Activity
Look through the material below. Copy each line that contains the string "ἑκάστῳ".

Extracted data
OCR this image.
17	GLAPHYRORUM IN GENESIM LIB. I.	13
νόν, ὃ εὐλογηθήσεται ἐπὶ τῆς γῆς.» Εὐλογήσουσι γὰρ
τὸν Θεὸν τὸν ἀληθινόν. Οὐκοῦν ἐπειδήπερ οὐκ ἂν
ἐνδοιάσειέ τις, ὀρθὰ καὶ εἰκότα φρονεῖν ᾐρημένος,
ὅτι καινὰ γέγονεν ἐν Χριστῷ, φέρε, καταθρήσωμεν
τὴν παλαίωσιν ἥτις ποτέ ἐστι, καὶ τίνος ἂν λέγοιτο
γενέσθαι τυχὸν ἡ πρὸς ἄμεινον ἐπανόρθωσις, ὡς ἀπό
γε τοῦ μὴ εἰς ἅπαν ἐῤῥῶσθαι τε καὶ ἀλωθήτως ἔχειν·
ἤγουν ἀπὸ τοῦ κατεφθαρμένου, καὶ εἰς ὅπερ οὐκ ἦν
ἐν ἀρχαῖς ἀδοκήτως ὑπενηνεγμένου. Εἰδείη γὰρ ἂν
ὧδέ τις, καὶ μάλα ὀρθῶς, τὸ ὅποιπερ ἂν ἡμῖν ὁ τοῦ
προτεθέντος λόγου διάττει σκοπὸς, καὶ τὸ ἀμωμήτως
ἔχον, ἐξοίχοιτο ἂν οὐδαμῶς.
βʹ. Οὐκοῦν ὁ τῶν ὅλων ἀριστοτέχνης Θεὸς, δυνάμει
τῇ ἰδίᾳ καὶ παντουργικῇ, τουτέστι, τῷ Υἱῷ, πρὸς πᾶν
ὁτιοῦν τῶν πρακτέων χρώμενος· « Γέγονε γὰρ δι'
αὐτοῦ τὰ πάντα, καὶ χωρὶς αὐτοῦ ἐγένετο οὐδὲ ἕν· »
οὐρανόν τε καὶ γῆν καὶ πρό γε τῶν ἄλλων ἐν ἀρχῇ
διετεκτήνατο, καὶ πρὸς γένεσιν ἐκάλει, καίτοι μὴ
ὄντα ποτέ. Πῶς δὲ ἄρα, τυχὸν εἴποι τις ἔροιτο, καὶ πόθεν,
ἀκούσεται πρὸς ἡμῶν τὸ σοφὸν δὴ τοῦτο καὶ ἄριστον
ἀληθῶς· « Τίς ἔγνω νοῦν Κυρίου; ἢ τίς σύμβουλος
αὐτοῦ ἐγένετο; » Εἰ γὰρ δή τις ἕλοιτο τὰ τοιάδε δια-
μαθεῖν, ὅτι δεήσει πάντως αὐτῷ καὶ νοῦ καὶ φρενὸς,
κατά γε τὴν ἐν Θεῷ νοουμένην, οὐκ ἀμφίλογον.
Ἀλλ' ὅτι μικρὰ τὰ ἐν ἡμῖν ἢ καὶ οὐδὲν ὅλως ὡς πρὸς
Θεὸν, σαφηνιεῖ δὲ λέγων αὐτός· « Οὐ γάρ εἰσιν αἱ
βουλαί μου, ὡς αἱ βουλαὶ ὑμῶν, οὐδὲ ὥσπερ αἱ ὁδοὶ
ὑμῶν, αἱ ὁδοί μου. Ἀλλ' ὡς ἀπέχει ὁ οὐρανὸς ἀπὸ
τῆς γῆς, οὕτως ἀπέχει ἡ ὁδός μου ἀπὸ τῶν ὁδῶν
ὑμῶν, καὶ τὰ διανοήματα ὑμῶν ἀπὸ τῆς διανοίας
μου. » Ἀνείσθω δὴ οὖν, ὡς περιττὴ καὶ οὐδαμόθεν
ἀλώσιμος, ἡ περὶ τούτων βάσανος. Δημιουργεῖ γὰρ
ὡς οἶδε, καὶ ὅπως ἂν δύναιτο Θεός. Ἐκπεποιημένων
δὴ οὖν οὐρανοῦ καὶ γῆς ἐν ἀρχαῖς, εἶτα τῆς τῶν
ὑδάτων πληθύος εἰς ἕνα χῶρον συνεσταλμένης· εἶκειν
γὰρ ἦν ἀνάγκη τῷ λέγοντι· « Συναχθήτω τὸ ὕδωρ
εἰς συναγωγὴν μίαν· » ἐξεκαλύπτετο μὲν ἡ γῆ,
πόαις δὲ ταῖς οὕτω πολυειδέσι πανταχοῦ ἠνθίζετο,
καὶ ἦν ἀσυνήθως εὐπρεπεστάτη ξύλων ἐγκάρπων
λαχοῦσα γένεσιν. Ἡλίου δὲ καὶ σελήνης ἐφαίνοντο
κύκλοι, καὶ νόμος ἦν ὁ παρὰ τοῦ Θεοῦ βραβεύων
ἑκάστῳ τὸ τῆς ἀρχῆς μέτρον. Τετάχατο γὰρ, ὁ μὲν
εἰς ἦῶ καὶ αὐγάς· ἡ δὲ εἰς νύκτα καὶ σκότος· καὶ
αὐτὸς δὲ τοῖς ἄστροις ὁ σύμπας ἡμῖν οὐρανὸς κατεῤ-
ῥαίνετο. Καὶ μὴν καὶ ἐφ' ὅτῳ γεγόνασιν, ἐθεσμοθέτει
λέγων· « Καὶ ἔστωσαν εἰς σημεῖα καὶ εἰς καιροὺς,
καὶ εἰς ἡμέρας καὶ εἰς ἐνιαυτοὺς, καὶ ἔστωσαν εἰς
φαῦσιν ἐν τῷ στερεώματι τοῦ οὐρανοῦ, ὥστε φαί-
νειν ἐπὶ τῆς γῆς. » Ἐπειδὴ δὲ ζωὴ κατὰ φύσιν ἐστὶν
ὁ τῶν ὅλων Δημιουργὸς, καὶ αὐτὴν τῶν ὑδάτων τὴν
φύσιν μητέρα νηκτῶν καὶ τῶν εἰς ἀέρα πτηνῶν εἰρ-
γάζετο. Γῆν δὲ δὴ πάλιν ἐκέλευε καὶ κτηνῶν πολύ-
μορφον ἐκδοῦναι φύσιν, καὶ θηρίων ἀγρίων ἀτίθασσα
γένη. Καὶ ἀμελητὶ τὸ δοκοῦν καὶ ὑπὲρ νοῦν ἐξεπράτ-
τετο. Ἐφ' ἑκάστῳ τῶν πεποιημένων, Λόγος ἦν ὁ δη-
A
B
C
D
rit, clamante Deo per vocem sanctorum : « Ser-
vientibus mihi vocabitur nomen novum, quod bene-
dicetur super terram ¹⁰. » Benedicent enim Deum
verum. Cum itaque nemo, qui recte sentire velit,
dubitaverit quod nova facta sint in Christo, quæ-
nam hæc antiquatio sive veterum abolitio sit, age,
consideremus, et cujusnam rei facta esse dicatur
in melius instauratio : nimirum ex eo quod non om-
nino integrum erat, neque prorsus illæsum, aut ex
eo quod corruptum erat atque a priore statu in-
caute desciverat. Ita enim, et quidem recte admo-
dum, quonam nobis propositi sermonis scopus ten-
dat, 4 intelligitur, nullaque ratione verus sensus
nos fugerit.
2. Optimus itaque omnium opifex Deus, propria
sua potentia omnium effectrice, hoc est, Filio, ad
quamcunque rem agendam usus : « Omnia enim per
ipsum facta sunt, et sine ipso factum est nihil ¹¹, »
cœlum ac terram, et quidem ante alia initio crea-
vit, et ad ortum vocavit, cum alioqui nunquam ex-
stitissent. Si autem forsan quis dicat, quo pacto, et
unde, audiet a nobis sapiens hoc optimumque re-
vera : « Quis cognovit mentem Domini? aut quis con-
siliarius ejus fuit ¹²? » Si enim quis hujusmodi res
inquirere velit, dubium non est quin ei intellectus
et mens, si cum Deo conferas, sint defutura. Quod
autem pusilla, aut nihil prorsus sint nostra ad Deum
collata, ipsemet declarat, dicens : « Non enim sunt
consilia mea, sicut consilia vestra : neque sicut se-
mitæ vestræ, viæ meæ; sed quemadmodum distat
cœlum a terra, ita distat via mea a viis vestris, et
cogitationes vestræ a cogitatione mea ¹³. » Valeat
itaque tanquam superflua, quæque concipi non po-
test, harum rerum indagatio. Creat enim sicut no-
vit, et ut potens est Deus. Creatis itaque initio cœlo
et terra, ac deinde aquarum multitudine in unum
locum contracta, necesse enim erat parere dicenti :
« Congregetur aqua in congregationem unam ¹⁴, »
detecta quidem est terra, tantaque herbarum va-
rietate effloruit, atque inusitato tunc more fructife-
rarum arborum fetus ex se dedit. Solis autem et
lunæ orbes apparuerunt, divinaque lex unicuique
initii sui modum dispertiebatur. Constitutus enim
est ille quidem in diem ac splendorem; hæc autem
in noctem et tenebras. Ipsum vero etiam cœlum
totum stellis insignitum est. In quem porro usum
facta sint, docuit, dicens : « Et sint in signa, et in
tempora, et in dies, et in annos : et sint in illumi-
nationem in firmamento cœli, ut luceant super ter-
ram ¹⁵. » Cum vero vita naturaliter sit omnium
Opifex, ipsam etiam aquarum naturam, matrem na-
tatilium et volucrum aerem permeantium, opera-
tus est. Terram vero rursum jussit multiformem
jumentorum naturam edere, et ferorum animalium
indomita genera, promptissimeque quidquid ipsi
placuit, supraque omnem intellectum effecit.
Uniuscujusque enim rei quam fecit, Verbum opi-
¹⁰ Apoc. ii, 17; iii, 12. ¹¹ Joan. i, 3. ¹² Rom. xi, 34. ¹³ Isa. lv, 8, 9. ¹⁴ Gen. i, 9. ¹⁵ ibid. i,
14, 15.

Task result
ἑκάστῳ τὸ τῆς ἀρχῆς μέτρον. Τετάχατο γὰρ, ὁ μὲν
τετο. Ἐφ' ἑκάστῳ τῶν πεποιημένων, Λόγος ἦν ὁ δη-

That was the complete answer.